▶ **SET EXERCISE**: Below are some records. Copy every line in them that holds "preview".

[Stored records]
⁂

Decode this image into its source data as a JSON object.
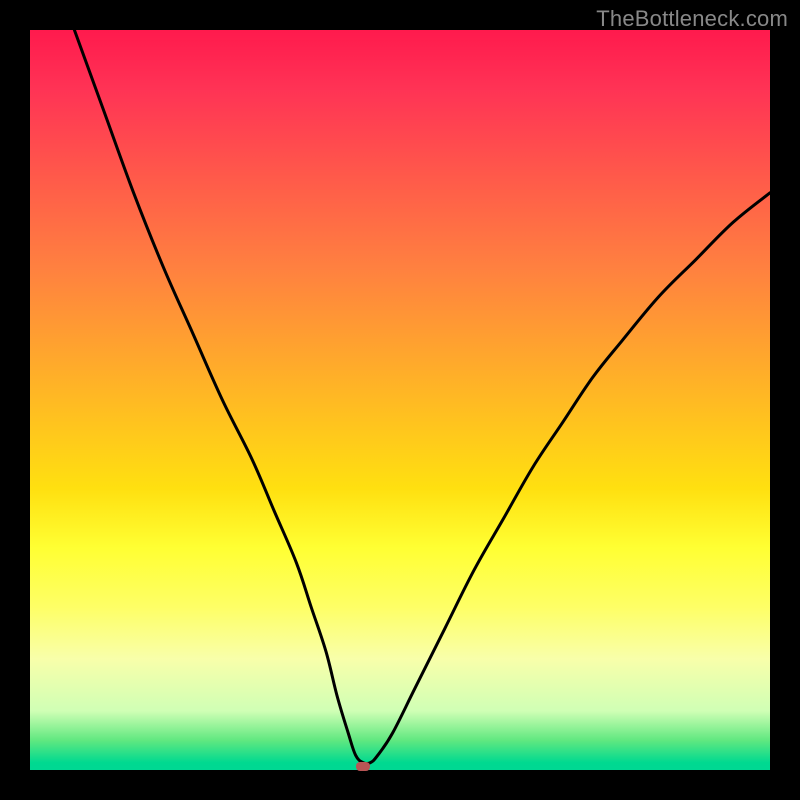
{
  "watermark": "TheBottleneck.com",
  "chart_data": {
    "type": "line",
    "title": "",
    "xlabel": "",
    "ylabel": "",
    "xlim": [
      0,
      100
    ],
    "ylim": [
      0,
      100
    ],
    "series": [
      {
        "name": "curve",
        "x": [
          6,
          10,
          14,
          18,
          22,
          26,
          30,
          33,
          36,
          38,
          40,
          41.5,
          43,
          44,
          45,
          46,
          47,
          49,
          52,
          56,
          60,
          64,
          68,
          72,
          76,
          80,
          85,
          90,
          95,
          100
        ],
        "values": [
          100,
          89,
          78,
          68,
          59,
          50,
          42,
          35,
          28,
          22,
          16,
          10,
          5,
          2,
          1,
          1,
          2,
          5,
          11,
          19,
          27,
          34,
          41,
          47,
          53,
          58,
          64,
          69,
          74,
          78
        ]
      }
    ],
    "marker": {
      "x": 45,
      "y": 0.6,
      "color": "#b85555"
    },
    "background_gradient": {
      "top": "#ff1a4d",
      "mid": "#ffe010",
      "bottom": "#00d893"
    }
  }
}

⁂

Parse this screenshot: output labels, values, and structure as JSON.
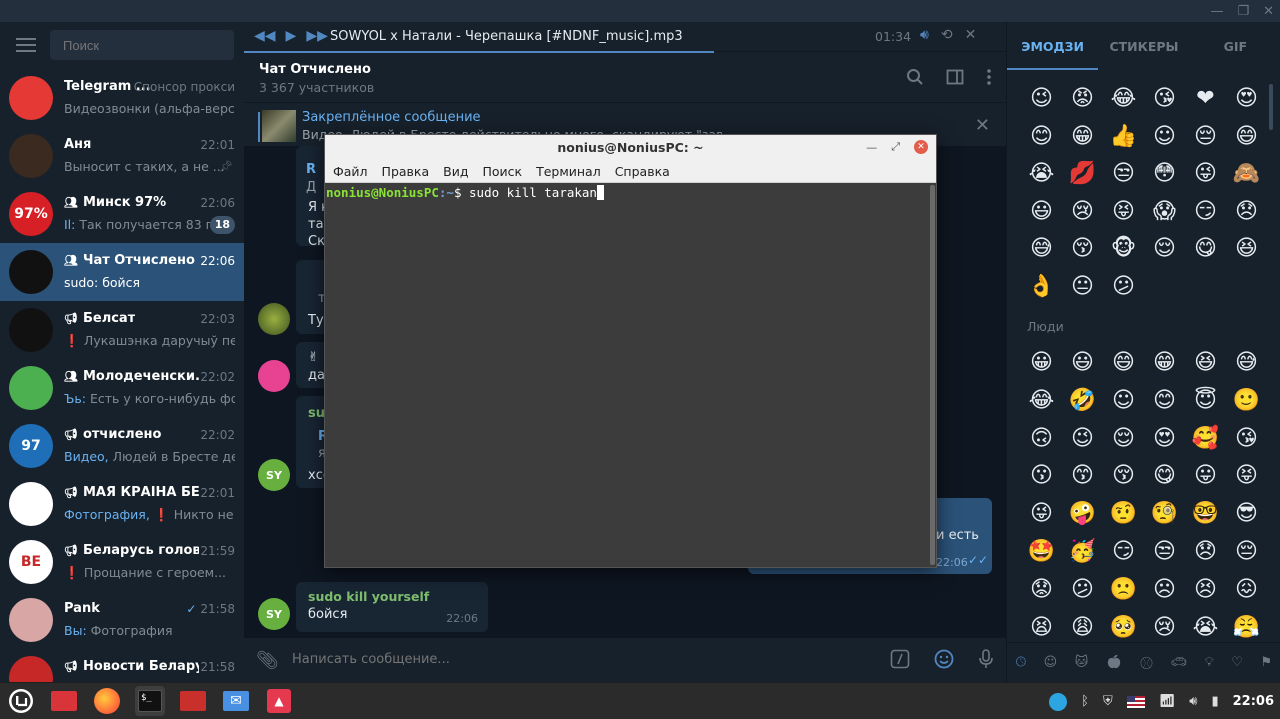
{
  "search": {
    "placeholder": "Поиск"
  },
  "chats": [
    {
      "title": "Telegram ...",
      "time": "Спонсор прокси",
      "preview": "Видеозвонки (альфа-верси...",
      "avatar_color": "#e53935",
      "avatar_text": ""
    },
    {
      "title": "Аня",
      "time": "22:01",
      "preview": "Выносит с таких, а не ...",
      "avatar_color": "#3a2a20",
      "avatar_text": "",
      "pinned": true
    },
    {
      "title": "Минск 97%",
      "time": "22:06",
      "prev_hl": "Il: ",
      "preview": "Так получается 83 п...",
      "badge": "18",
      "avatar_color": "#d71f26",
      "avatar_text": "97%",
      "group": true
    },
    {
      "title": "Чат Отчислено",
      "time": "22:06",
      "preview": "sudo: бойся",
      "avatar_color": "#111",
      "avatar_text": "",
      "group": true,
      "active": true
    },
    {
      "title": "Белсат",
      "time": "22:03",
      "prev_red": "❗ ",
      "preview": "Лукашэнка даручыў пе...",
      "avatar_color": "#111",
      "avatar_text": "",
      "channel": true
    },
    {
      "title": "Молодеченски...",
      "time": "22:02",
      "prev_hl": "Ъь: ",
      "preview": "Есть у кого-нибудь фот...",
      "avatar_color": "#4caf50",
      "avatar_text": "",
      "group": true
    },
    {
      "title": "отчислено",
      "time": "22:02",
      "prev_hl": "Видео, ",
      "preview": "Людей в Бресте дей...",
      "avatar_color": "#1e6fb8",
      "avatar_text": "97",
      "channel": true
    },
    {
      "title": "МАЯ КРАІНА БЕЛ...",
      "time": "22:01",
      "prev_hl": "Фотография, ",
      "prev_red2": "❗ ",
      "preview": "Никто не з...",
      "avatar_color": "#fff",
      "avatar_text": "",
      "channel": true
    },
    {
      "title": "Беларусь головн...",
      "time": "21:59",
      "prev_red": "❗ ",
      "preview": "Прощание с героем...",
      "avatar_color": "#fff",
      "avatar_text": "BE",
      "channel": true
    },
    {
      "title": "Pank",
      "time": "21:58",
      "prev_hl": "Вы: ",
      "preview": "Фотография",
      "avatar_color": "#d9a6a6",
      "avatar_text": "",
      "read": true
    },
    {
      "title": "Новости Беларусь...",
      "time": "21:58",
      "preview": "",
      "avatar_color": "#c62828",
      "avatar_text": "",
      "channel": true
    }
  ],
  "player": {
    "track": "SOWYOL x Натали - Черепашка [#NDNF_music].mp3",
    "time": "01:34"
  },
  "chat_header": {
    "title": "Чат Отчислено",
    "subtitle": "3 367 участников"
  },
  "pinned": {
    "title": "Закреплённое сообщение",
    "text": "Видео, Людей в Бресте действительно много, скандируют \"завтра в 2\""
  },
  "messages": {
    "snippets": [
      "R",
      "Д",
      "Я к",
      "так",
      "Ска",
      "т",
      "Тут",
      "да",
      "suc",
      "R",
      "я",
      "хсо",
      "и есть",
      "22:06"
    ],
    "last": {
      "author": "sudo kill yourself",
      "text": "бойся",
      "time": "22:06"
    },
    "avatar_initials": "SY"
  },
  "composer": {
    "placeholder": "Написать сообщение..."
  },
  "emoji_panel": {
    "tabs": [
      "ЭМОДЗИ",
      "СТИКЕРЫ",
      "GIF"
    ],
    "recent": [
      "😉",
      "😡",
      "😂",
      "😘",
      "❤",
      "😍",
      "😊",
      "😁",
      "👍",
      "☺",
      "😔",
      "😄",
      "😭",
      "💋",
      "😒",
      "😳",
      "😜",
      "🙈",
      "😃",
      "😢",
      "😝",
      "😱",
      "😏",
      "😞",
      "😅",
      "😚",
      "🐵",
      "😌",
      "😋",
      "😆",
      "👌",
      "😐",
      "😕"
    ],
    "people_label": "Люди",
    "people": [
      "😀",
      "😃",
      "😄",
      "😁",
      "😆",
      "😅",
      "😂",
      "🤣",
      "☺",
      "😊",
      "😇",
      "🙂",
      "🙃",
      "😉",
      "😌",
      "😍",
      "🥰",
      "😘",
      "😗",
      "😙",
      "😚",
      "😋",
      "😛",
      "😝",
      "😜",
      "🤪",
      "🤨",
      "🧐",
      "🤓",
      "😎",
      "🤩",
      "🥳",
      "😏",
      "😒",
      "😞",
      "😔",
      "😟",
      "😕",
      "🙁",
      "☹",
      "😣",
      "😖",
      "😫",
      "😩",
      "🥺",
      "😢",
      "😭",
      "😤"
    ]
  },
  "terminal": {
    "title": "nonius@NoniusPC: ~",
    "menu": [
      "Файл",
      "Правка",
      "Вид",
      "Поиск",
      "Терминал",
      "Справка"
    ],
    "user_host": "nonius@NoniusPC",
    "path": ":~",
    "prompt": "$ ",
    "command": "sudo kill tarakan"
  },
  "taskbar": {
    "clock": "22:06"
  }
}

⁂

▶ **SOLUTION TO THE EXERCISE**:
      "preview": "Видеозвонки (альфа-верси...",
      "preview": "Выносит с таких, а не ...",
      "preview": "Так получается 83 п...",
      "preview": "sudo: бойся",
      "preview": "Лукашэнка даручыў пе...",
      "preview": "Есть у кого-нибудь фот...",
      "preview": "Людей в Бресте дей...",
      "preview": "Никто не з...",
      "preview": "Прощание с героем...",
      "preview": "Фотография",
      "preview": "",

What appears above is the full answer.